__OBJECTIVE__: Your task is to gather the lines below that hold the string "introduction".

─── DATA LINES ───

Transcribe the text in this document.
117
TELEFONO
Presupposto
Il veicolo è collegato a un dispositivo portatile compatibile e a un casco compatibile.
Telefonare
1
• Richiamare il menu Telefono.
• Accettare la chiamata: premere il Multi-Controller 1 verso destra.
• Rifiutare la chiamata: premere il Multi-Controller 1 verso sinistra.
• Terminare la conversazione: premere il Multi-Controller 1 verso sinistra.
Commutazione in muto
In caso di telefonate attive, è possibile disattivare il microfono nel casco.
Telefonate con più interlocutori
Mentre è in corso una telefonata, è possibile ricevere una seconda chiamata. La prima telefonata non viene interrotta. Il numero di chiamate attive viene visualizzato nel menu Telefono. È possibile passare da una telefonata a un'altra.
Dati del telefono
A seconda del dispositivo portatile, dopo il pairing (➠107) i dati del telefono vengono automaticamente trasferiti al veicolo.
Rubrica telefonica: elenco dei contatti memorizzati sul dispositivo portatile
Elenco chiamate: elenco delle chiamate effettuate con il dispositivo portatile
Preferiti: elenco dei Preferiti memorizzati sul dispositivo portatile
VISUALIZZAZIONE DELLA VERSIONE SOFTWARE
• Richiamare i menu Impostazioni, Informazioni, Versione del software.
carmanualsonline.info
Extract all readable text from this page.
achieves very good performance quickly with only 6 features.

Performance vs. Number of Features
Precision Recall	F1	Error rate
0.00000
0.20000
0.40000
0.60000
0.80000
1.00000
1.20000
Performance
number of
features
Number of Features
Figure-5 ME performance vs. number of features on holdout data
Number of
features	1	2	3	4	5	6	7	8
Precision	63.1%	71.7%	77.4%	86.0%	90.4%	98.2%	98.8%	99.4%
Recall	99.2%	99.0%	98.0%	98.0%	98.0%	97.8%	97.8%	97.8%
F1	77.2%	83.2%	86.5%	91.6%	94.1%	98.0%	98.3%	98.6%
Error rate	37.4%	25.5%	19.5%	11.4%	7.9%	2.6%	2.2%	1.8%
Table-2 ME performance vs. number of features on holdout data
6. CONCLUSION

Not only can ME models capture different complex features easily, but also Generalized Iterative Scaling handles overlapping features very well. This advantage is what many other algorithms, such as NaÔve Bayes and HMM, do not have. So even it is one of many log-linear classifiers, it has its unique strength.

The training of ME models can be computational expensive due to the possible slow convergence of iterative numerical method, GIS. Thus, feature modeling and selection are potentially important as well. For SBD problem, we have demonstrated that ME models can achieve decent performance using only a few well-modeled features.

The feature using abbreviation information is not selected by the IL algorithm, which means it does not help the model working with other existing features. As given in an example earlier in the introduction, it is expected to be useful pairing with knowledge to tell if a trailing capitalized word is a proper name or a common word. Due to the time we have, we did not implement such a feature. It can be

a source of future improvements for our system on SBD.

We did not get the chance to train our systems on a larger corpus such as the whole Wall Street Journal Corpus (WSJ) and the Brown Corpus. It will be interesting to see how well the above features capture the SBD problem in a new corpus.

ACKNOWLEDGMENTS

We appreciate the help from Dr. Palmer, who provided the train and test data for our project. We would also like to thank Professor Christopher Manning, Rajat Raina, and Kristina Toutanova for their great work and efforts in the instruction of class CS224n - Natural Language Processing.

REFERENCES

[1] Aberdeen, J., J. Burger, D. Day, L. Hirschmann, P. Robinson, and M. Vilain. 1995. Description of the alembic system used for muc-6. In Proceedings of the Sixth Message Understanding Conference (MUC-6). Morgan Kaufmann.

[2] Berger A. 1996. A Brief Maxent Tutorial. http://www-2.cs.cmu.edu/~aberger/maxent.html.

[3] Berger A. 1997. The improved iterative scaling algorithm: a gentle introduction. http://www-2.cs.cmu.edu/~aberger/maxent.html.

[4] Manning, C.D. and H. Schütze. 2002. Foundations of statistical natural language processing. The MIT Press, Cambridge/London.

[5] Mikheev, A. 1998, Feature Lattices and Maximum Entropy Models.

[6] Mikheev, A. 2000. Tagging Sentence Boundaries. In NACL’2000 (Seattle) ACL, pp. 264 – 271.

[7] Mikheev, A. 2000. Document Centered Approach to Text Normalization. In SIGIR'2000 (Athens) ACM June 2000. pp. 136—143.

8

───

__WORKED SOLUTION__:
The feature using abbreviation information is not selected by the IL algorithm, which means it does not help the model working with other existing features. As given in an example earlier in the introduction, it is expected to be useful pairing with knowledge to tell if a trailing capitalized word is a proper name or a common word. Due to the time we have, we did not implement such a feature. It can be
[3] Berger A. 1997. The improved iterative scaling algorithm: a gentle introduction. http://www-2.cs.cmu.edu/~aberger/maxent.html.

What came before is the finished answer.